• [Work required] Show every line containing "soal" by copying it.

:::

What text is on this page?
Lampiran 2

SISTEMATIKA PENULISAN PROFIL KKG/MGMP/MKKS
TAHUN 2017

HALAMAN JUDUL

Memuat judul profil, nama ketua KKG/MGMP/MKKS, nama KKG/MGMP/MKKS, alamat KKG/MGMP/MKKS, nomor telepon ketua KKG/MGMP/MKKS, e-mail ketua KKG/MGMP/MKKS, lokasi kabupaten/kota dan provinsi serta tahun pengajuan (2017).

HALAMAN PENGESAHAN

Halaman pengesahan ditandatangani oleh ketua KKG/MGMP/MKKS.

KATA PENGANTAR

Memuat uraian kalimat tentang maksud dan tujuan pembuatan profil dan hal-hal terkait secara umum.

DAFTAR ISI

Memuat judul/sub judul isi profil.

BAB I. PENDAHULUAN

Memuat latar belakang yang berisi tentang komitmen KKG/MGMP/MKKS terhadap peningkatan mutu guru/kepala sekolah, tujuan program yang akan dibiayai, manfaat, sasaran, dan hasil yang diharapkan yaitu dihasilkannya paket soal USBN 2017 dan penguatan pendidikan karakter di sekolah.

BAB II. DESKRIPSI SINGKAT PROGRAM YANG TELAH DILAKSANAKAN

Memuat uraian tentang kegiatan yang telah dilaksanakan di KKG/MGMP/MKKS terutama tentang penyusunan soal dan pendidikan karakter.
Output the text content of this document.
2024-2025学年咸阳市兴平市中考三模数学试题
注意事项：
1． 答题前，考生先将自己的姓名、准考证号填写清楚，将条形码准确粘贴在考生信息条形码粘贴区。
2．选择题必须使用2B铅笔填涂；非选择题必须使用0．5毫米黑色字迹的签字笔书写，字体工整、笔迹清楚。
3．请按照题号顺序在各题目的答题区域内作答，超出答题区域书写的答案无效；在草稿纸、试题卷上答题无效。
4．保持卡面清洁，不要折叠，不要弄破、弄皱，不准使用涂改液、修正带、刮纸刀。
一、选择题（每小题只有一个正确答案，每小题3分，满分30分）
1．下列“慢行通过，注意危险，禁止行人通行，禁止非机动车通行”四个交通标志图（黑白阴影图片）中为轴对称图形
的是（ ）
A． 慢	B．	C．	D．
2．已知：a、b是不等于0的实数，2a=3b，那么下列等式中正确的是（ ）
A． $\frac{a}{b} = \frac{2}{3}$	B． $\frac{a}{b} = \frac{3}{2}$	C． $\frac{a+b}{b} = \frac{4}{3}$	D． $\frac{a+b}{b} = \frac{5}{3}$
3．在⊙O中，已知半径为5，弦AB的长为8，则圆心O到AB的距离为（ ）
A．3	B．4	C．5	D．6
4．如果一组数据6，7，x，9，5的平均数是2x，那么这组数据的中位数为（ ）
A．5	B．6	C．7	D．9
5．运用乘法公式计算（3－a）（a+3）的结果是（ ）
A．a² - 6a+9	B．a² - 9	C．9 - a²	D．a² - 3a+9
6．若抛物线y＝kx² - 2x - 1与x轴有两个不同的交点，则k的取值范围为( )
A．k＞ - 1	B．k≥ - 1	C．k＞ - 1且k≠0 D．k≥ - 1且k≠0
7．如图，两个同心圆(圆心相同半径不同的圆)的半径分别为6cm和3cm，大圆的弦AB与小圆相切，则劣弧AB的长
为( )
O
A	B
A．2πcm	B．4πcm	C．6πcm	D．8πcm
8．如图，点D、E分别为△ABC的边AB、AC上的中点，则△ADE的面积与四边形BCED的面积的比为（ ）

:::

• [Written answer]
Memuat latar belakang yang berisi tentang komitmen KKG/MGMP/MKKS terhadap peningkatan mutu guru/kepala sekolah, tujuan program yang akan dibiayai, manfaat, sasaran, dan hasil yang diharapkan yaitu dihasilkannya paket soal USBN 2017 dan penguatan pendidikan karakter di sekolah.
Memuat uraian tentang kegiatan yang telah dilaksanakan di KKG/MGMP/MKKS terutama tentang penyusunan soal dan pendidikan karakter.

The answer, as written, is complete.